Information shown:
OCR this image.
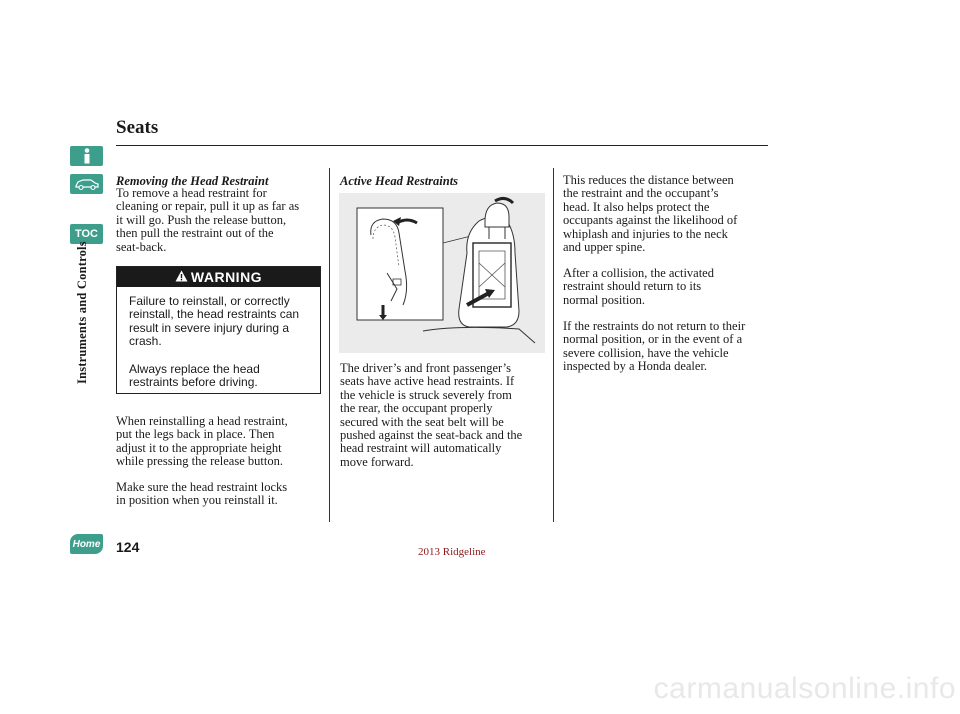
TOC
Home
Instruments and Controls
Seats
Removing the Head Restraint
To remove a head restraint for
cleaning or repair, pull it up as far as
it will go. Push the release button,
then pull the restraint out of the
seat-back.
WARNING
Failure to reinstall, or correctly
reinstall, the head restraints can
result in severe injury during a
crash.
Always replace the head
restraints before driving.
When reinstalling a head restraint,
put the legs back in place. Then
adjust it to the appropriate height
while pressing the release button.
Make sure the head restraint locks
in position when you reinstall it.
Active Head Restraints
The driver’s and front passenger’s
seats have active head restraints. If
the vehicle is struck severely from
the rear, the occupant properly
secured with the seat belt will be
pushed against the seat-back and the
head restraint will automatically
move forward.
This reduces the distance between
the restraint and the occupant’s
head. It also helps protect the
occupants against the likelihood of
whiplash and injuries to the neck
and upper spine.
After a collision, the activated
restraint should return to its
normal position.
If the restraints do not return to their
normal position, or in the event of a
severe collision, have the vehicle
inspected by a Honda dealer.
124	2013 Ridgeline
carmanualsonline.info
--
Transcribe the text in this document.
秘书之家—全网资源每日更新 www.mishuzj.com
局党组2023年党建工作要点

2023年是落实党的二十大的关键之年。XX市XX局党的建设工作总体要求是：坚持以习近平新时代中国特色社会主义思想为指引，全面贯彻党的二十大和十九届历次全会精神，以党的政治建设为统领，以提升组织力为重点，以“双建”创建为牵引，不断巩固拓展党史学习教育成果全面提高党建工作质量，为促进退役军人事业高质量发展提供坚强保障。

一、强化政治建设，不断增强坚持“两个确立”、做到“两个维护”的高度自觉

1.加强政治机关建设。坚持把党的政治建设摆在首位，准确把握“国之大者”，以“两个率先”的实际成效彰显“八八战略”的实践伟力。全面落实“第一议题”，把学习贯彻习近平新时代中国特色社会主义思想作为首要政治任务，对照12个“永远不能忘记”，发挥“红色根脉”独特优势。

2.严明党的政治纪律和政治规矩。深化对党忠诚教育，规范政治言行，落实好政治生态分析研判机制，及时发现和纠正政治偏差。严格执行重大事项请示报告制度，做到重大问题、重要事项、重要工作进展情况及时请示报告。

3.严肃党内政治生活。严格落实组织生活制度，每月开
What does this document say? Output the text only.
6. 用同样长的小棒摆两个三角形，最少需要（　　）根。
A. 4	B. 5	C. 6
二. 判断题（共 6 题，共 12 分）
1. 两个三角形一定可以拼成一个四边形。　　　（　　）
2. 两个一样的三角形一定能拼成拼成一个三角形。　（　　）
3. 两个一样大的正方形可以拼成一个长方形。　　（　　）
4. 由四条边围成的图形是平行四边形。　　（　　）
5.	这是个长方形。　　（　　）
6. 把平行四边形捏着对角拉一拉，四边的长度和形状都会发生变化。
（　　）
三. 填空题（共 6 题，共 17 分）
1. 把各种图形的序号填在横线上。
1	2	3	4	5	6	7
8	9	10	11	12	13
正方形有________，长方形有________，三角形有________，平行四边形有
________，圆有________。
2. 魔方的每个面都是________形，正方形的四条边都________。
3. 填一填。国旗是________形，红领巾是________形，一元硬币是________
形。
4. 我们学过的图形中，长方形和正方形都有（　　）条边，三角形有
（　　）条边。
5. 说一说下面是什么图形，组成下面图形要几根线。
...
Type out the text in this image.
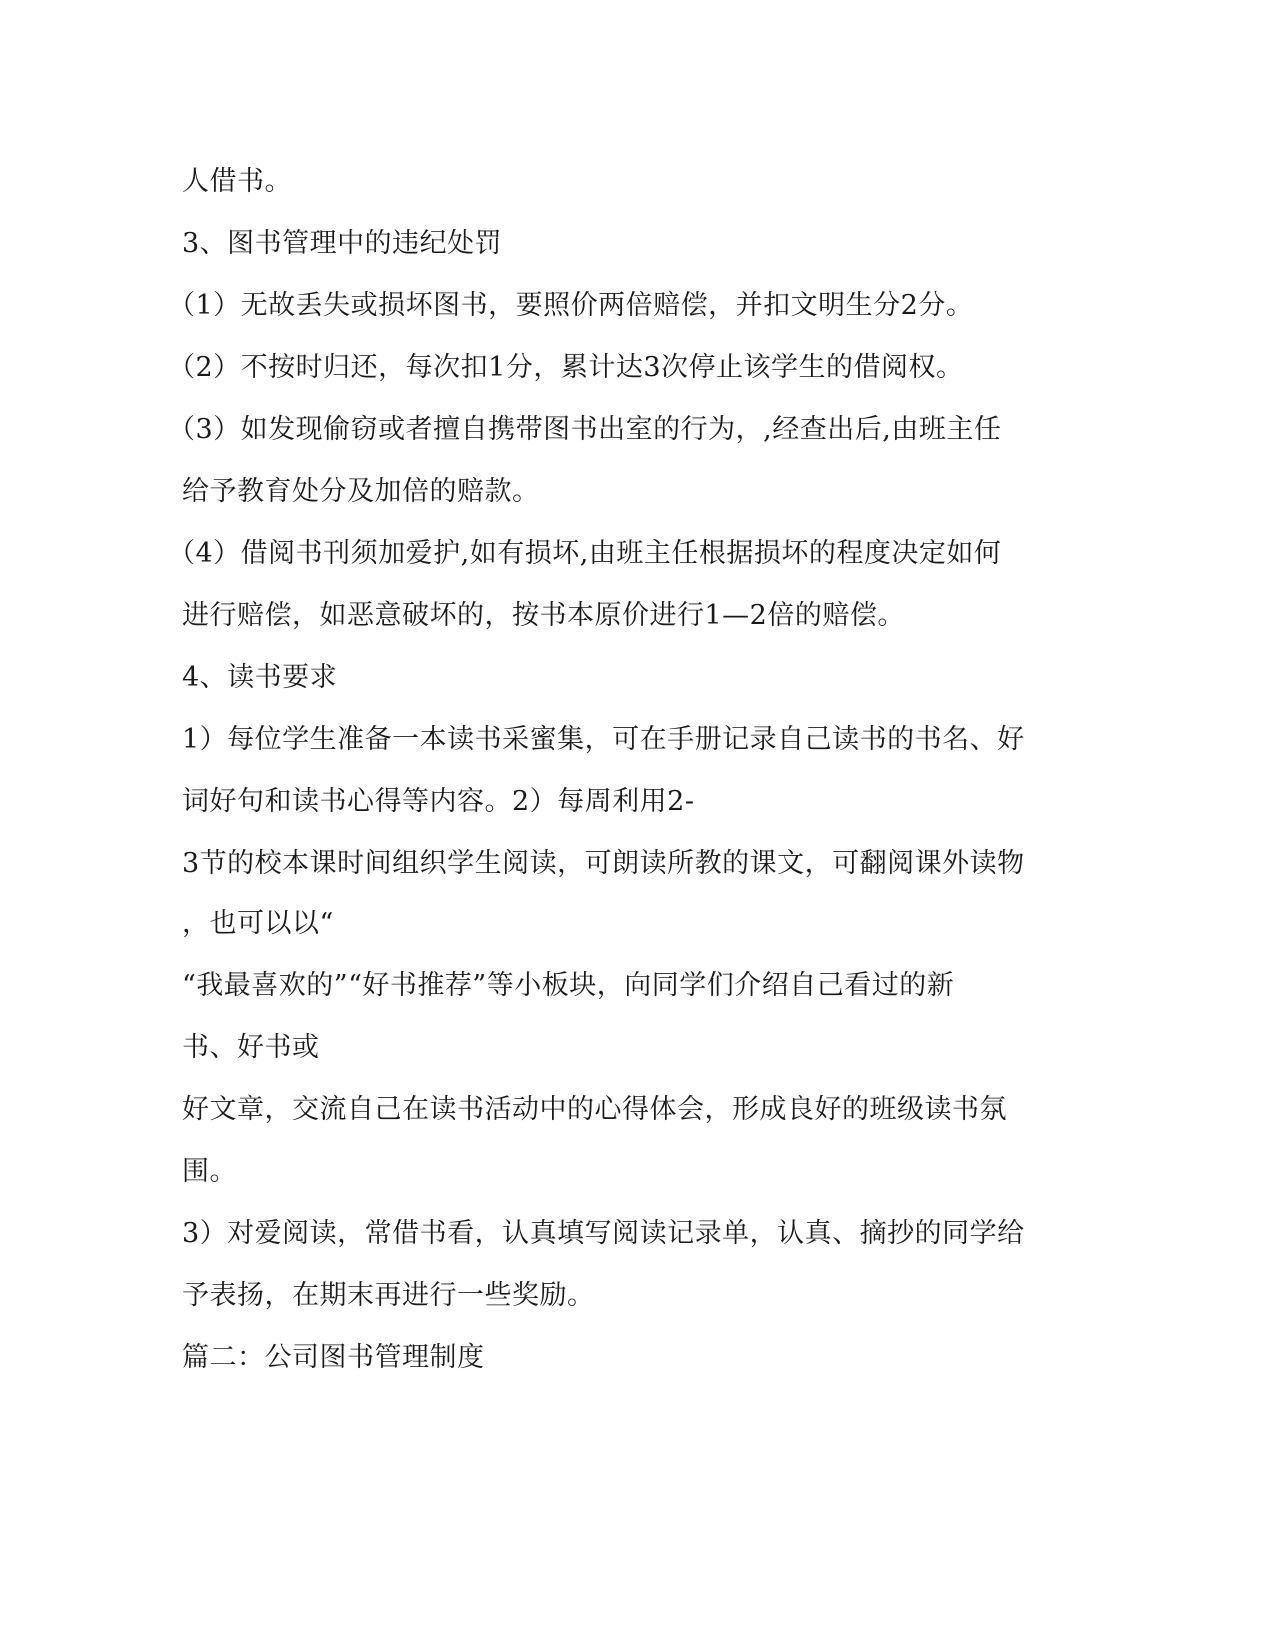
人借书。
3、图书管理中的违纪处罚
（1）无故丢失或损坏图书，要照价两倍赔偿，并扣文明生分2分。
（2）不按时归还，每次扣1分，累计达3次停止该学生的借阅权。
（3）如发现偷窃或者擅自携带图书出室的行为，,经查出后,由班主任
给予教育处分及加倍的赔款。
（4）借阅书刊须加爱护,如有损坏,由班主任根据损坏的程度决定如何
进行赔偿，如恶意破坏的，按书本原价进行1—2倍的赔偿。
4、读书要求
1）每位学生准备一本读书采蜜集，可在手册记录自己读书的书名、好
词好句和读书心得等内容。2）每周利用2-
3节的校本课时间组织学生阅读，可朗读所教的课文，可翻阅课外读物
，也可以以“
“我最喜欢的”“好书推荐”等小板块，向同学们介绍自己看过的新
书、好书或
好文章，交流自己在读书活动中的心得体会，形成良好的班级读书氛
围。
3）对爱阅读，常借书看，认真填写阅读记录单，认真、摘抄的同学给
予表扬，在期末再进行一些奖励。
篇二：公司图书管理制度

Directive:
Copy every line of the records above that contains "pull".

Result:
cleaning or repair, pull it up as far as
then pull the restraint out of the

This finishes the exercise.